● **EXTRACT TO READ**
▬▬▬▬▬▬▬▬▬▬

Python/Script for finding nearby nodes

From OpenStreetMap Wiki
Jump to navigation Jump to search

Developed for the New Zealand bulk import of the LINZ dataset.

  • do not expect this script to be efficient or robust.
  • this is hardly tested at all

Post-processing

  • TODO: It needs a second pass over the hits to suppress/combine/only report once for each cluster of duplicate hits, &/or to reduce parallel ways to just reporting the way IDs, not every node.
    • work arounds:
save the output to a file:
  $ ./osm_find_nearby_matches.py > matches.txt
then parse that for coordinates and node IDs:
  $ grep lat= matches.txt | cut -f2- -d= | sed -e 's/&lon=/|/' -e 's/&zoom=.*=/|/' > matches.csv
and import that .csv file into a mapping program like QGIS to review for any clusters.

or

Import auto-gen .csv file into QGIS:
  - start QGIS
  - go to Plugins → Manage plugins
  - ensure that "Add delimited text layer" is selected
  - Plugins → Delimited Text → Add delimited text layer
  - Select the matching_nodes.csv file with the [...] button
  - Set "|" as the delimiter string
  - Click the [Parse] button at the bottom
  - Select "#longitude" for the x-field, and "latitude" for the y-field
  - Click [ok]
  - Explore vector point buffering to make discrete clumps from points:
     o This may want to happen after the points have been reprojected into
       a Cartesian system such as NZTM.
     o Vector → Geoprocessesing Tools → Buffer(s)
     o 500m buffer distance is about right, select "Dissolve buffer results"

or

Import auto-gen .csv file into GRASS GIS:
  - Create a lat/lon WGS84 location (EPSG:4326), and a new mapset
  - Launch GRASS in this location and import with:
     GRASS> v.in.ascii in=matching_nodes.csv out=matching_nodes cat=3
  - Explore the cluster analysis modules, etc.

▬▬▬▬▬▬▬▬▬▬

● **SUPPLIED ENTRIES**

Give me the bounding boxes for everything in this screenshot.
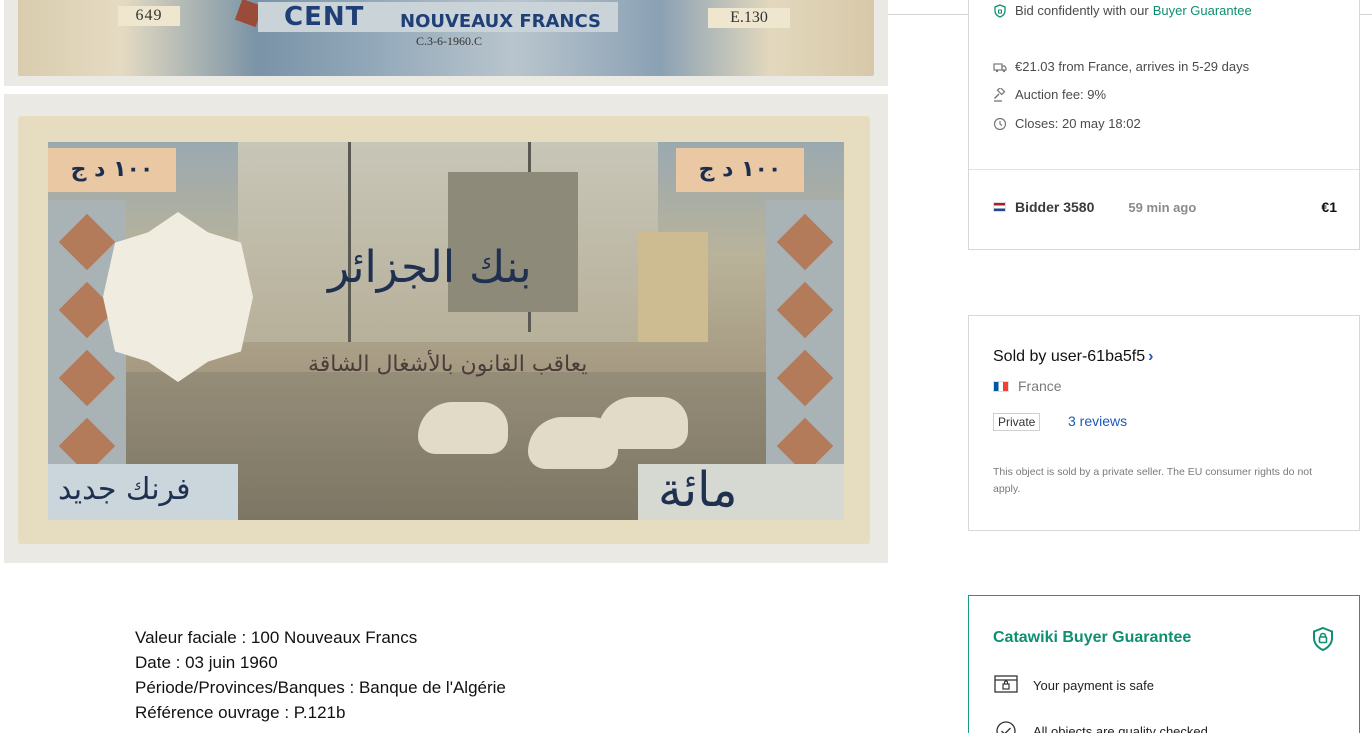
seller-country-name: France [1018, 378, 1062, 394]
arabic-hundred: مائة [658, 462, 738, 518]
value-box-right: ١٠٠ د ج [676, 148, 804, 192]
payment-icon [993, 674, 1019, 696]
auction-fee-text: Auction fee: 9% [1015, 87, 1107, 102]
banknote-denomination-title: CENT [284, 2, 365, 32]
flag-fr-icon [993, 380, 1009, 392]
ornament-tile [58, 213, 116, 271]
gavel-icon [993, 87, 1007, 102]
ornament-tile [776, 281, 834, 339]
bid-amount: €1 [1321, 199, 1337, 215]
bid-time: 59 min ago [1128, 199, 1197, 215]
scene-sheep [418, 402, 508, 454]
arabic-bank-name: بنك الجزائر [328, 242, 532, 293]
scene-lighthouse [638, 232, 708, 342]
ornament-tile [776, 349, 834, 407]
closing-text: Closes: 20 may 18:02 [1015, 116, 1141, 131]
arabic-warning: يعاقب القانون بالأشغال الشاقة [308, 352, 588, 377]
shipping-info: €21.03 from France, arrives in 5-29 days [993, 59, 1249, 74]
buyer-guarantee-link[interactable]: Buyer Guarantee [1153, 3, 1252, 18]
banknote-back: ١٠٠ د ج ١٠٠ د ج بنك الجزائر يعاقب القانو… [18, 116, 870, 544]
guarantee-info: Bid confidently with our Buyer Guarantee [993, 3, 1252, 18]
ornament-tile [58, 349, 116, 407]
seller-reviews-link[interactable]: 3 reviews [1068, 413, 1127, 429]
arabic-new-franc: فرنك جديد [58, 472, 191, 507]
guarantee-item-quality: All objects are quality checked [993, 720, 1208, 733]
banknote-serial-left: 649 [118, 6, 180, 26]
banknote-scene: ١٠٠ د ج ١٠٠ د ج بنك الجزائر يعاقب القانو… [48, 142, 844, 520]
guarantee-item-text: Your payment is safe [1033, 677, 1154, 693]
bid-history-row: Bidder 3580 59 min ago €1 [993, 199, 1337, 215]
buyer-guarantee-title: Catawiki Buyer Guarantee [993, 629, 1192, 646]
banknote-back-image[interactable]: ١٠٠ د ج ١٠٠ د ج بنك الجزائر يعاقب القانو… [4, 94, 888, 563]
description-line: Date : 03 juin 1960 [135, 653, 278, 672]
scene-sheep [598, 397, 688, 449]
value-left-text: ١٠٠ د ج [70, 157, 154, 182]
buyer-guarantee-card: Catawiki Buyer Guarantee Your payment is… [968, 595, 1360, 733]
banknote-front: 649 CENT NOUVEAUX FRANCS C.3-6-1960.C E.… [18, 0, 874, 76]
banknote-denomination-unit: NOUVEAUX FRANCS [400, 11, 602, 32]
chevron-right-icon: › [1148, 348, 1154, 365]
shield-icon [1311, 626, 1335, 652]
clock-icon [993, 117, 1007, 131]
description-line: Période/Provinces/Banques : Banque de l'… [135, 678, 506, 697]
check-circle-icon [993, 720, 1019, 733]
seller-card: Sold by user-61ba5f5 › France Private 3 r… [968, 315, 1360, 531]
value-right-text: ١٠٠ د ج [698, 157, 782, 182]
lot-description: Valeur faciale : 100 Nouveaux Francs Dat… [135, 627, 506, 727]
description-line: Référence ouvrage : P.121b [135, 703, 346, 722]
guarantee-item-payment: Your payment is safe [993, 674, 1154, 696]
banknote-serial-right: E.130 [708, 8, 790, 28]
shipping-text: €21.03 from France, arrives in 5-29 days [1015, 59, 1250, 74]
banknote-front-image[interactable]: 649 CENT NOUVEAUX FRANCS C.3-6-1960.C E.… [4, 0, 888, 86]
flag-nl-icon [993, 202, 1006, 212]
bidder-name: Bidder 3580 [1015, 199, 1095, 215]
seller-country: France [993, 378, 1062, 394]
guarantee-text: Bid confidently with our [1015, 3, 1149, 18]
seller-type-badge: Private [993, 413, 1041, 431]
bid-card: Bid confidently with our Buyer Guarantee… [968, 0, 1360, 250]
seller-link[interactable]: Sold by user-61ba5f5 › [993, 348, 1153, 366]
value-box-left: ١٠٠ د ج [48, 148, 176, 192]
seller-name: Sold by user-61ba5f5 [993, 348, 1146, 365]
description-line: Valeur faciale : 100 Nouveaux Francs [135, 628, 418, 647]
auction-fee-info: Auction fee: 9% [993, 87, 1106, 102]
seller-consumer-note: This object is sold by a private seller.… [993, 466, 1313, 495]
banknote-print-date: C.3-6-1960.C [416, 34, 482, 48]
card-divider [969, 169, 1359, 170]
ornament-tile [776, 213, 834, 271]
truck-icon [993, 60, 1007, 74]
shield-icon [993, 3, 1007, 18]
guarantee-item-text: All objects are quality checked [1033, 723, 1208, 733]
closing-info: Closes: 20 may 18:02 [993, 116, 1141, 131]
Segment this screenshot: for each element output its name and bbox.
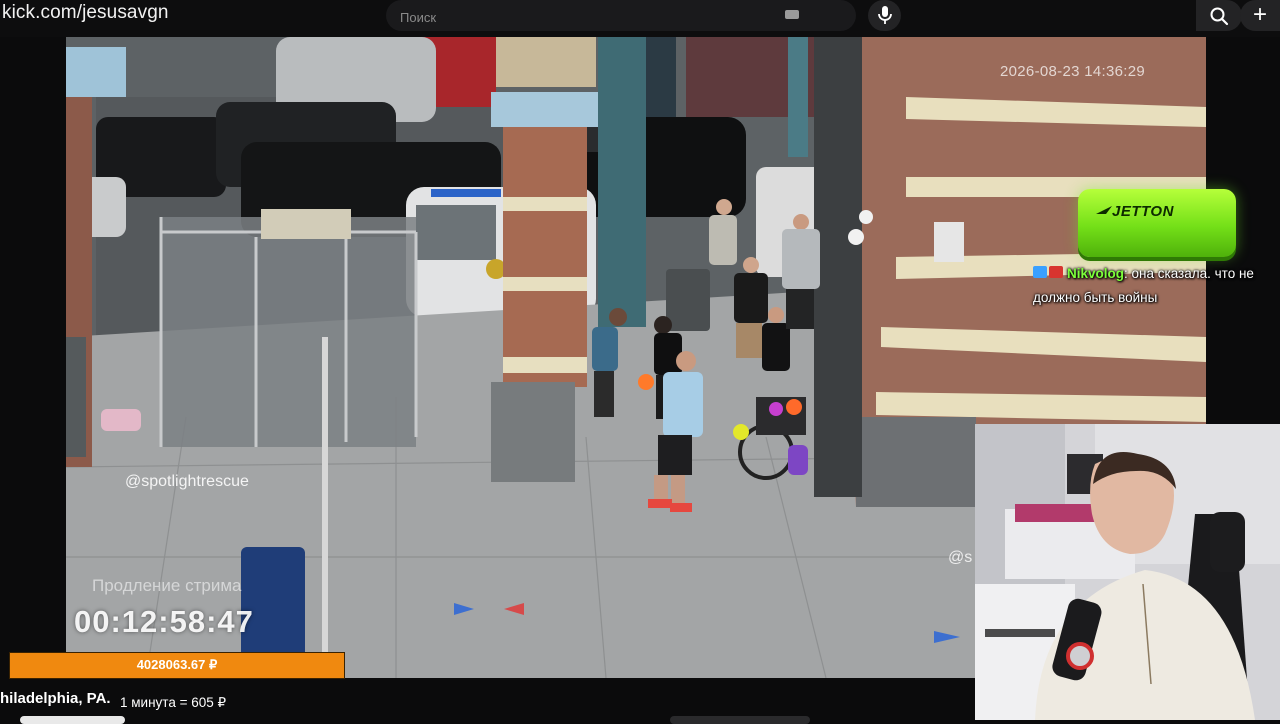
watermark: @spotlightrescue (125, 473, 249, 490)
stream-extension-label: Продление стрима (92, 576, 242, 595)
search-button[interactable] (1196, 0, 1242, 31)
camera-timestamp: 2026-08-23 14:36:29 (1000, 63, 1145, 80)
webcam-overlay (975, 424, 1280, 720)
voice-search-button[interactable] (868, 0, 901, 31)
stream-extension-timer: 00:12:58:47 (74, 604, 254, 639)
badge-gift-icon (1049, 266, 1063, 279)
chat-username[interactable]: Nikvolog (1067, 266, 1124, 281)
keyboard-icon[interactable] (785, 10, 799, 19)
search-input[interactable] (398, 6, 782, 28)
top-bar: kick.com/jesusavgn + (0, 0, 1280, 37)
follow-button[interactable] (20, 716, 125, 724)
site-url[interactable]: kick.com/jesusavgn (2, 2, 169, 24)
search-icon (1210, 7, 1229, 26)
badge-cube-icon (1033, 266, 1047, 279)
webcam-feed (975, 424, 1280, 720)
rate-label: 1 минута = 605 ₽ (120, 695, 227, 710)
chat-message: Nikvolog: она сказала. что не должно быт… (1033, 262, 1273, 310)
action-button[interactable] (670, 716, 810, 724)
microphone-icon (878, 6, 892, 24)
create-button[interactable]: + (1240, 0, 1280, 31)
plus-icon: + (1253, 1, 1268, 28)
watermark-partial: @s (948, 549, 973, 566)
donation-amount: 4028063.67 ₽ (136, 657, 218, 672)
jetton-sponsor-logo[interactable]: JETTON (1078, 189, 1236, 257)
arrow-logo-icon (1096, 206, 1112, 214)
user-badges (1033, 262, 1067, 286)
search-box[interactable] (386, 0, 1242, 31)
donation-bar: 4028063.67 ₽ (9, 652, 345, 679)
location-label: hiladelphia, PA. (0, 690, 111, 707)
sponsor-logo-text: JETTON (1112, 203, 1174, 220)
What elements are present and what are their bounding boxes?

▬▬▬▬▬▬▬▬▬▬

● **GIVEN EXERCISE**
Answer these from the wiki page on the nearby-nodes script:
(a) Which dataset's bulk import was the script developed for?
(b) What buffer distance does the page call about right in QGIS?
(c) What kind of location should be created before importing into GRASS GIS?

● **SOLUTION BELOW**
(a) The LINZ dataset, for the New Zealand bulk import.
(b) 500m, with "Dissolve buffer results" selected.
(c) A lat/lon WGS84 location (EPSG:4326), along with a new mapset.